Transcribe the listing that follows in full, omitting pictures.
--- Start ---
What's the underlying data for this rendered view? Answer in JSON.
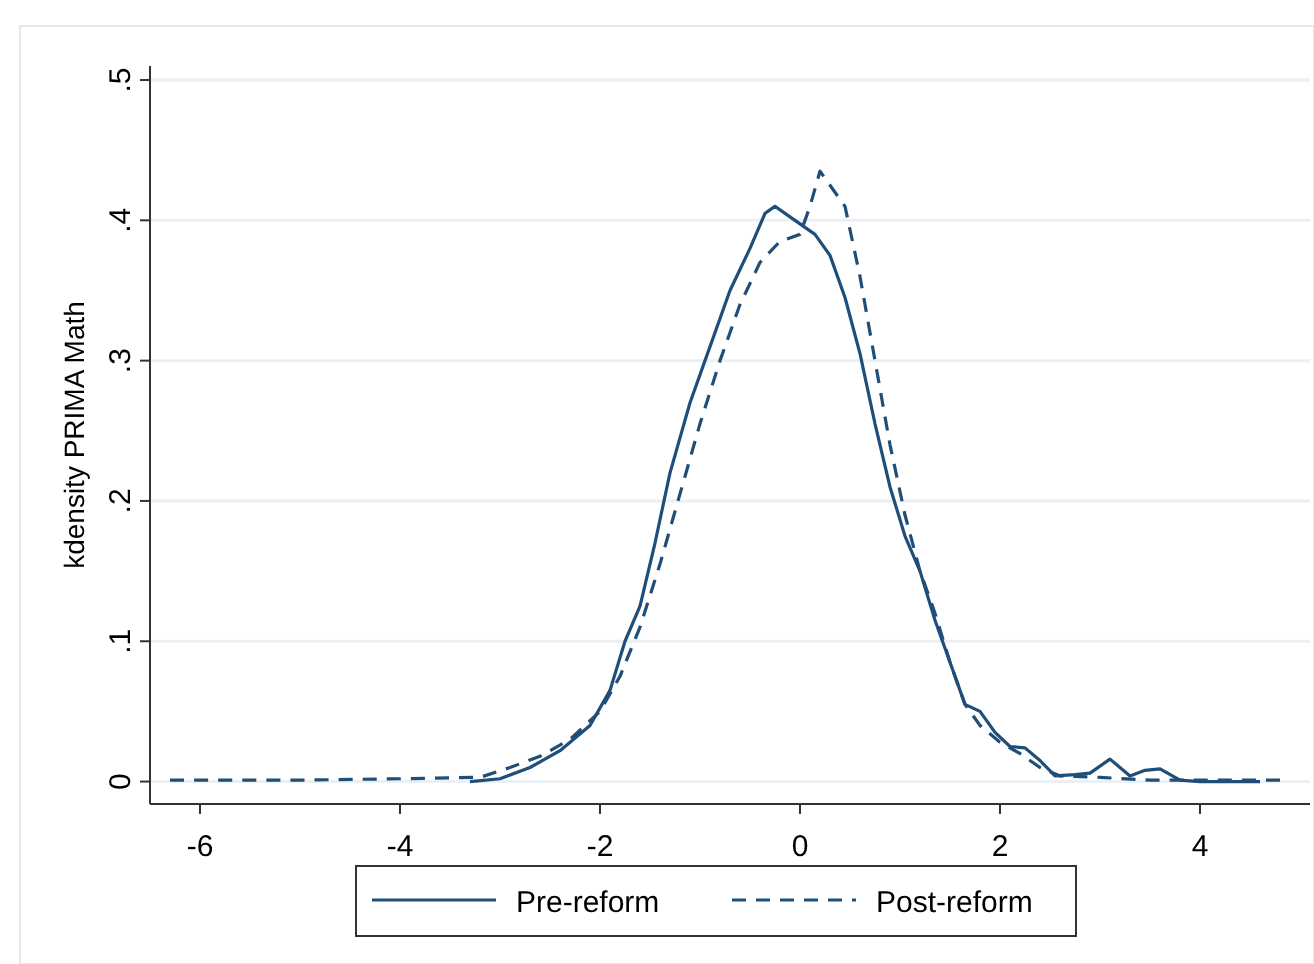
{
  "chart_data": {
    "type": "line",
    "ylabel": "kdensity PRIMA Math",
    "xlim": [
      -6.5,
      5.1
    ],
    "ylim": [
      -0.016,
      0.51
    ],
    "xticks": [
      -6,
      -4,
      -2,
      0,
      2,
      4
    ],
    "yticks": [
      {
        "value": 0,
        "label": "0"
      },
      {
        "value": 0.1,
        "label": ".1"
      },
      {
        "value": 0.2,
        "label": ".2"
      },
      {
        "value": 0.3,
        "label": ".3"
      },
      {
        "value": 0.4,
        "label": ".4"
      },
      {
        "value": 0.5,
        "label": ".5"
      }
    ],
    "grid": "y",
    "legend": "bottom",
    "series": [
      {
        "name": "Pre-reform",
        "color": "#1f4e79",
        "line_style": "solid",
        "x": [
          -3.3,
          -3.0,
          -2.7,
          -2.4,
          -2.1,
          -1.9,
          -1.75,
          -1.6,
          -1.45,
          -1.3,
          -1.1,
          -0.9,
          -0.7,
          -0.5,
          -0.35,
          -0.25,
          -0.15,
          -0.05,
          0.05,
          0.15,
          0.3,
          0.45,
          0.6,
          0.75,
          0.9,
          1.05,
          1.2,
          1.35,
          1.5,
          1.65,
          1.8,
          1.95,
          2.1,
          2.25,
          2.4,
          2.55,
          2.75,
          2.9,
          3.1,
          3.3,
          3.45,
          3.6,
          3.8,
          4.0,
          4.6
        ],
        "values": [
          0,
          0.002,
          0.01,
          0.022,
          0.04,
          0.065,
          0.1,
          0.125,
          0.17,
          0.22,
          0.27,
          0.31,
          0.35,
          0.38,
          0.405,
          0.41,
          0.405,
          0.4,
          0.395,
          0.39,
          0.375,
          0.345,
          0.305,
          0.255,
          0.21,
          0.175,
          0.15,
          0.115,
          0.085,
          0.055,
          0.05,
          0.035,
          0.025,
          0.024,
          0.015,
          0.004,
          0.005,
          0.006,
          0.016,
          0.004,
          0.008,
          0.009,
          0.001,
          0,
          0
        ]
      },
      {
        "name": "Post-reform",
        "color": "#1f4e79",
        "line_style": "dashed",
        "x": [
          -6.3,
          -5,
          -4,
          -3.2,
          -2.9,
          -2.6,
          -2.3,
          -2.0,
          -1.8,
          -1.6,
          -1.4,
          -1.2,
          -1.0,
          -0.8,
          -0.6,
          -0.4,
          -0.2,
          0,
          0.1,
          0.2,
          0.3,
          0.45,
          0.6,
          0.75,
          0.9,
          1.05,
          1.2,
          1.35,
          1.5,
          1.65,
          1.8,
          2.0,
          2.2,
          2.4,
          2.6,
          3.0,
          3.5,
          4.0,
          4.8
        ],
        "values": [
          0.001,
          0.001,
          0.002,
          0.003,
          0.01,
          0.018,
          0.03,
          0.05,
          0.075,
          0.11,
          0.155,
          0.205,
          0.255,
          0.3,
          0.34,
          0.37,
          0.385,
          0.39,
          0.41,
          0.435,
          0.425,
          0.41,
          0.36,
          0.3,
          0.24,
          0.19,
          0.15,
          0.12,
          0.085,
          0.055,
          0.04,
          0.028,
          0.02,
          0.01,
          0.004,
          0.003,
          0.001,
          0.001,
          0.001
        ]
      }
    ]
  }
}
--- End ---
Result
What's the underlying data for this rendered view? Answer in JSON.
{
  "chart_data": {
    "type": "line",
    "ylabel": "kdensity PRIMA Math",
    "xlim": [
      -6.5,
      5.1
    ],
    "ylim": [
      -0.016,
      0.51
    ],
    "xticks": [
      -6,
      -4,
      -2,
      0,
      2,
      4
    ],
    "yticks": [
      {
        "value": 0,
        "label": "0"
      },
      {
        "value": 0.1,
        "label": ".1"
      },
      {
        "value": 0.2,
        "label": ".2"
      },
      {
        "value": 0.3,
        "label": ".3"
      },
      {
        "value": 0.4,
        "label": ".4"
      },
      {
        "value": 0.5,
        "label": ".5"
      }
    ],
    "grid": "y",
    "legend": "bottom",
    "series": [
      {
        "name": "Pre-reform",
        "color": "#1f4e79",
        "line_style": "solid",
        "x": [
          -3.3,
          -3.0,
          -2.7,
          -2.4,
          -2.1,
          -1.9,
          -1.75,
          -1.6,
          -1.45,
          -1.3,
          -1.1,
          -0.9,
          -0.7,
          -0.5,
          -0.35,
          -0.25,
          -0.15,
          -0.05,
          0.05,
          0.15,
          0.3,
          0.45,
          0.6,
          0.75,
          0.9,
          1.05,
          1.2,
          1.35,
          1.5,
          1.65,
          1.8,
          1.95,
          2.1,
          2.25,
          2.4,
          2.55,
          2.75,
          2.9,
          3.1,
          3.3,
          3.45,
          3.6,
          3.8,
          4.0,
          4.6
        ],
        "values": [
          0,
          0.002,
          0.01,
          0.022,
          0.04,
          0.065,
          0.1,
          0.125,
          0.17,
          0.22,
          0.27,
          0.31,
          0.35,
          0.38,
          0.405,
          0.41,
          0.405,
          0.4,
          0.395,
          0.39,
          0.375,
          0.345,
          0.305,
          0.255,
          0.21,
          0.175,
          0.15,
          0.115,
          0.085,
          0.055,
          0.05,
          0.035,
          0.025,
          0.024,
          0.015,
          0.004,
          0.005,
          0.006,
          0.016,
          0.004,
          0.008,
          0.009,
          0.001,
          0,
          0
        ]
      },
      {
        "name": "Post-reform",
        "color": "#1f4e79",
        "line_style": "dashed",
        "x": [
          -6.3,
          -5,
          -4,
          -3.2,
          -2.9,
          -2.6,
          -2.3,
          -2.0,
          -1.8,
          -1.6,
          -1.4,
          -1.2,
          -1.0,
          -0.8,
          -0.6,
          -0.4,
          -0.2,
          0,
          0.1,
          0.2,
          0.3,
          0.45,
          0.6,
          0.75,
          0.9,
          1.05,
          1.2,
          1.35,
          1.5,
          1.65,
          1.8,
          2.0,
          2.2,
          2.4,
          2.6,
          3.0,
          3.5,
          4.0,
          4.8
        ],
        "values": [
          0.001,
          0.001,
          0.002,
          0.003,
          0.01,
          0.018,
          0.03,
          0.05,
          0.075,
          0.11,
          0.155,
          0.205,
          0.255,
          0.3,
          0.34,
          0.37,
          0.385,
          0.39,
          0.41,
          0.435,
          0.425,
          0.41,
          0.36,
          0.3,
          0.24,
          0.19,
          0.15,
          0.12,
          0.085,
          0.055,
          0.04,
          0.028,
          0.02,
          0.01,
          0.004,
          0.003,
          0.001,
          0.001,
          0.001
        ]
      }
    ]
  }
}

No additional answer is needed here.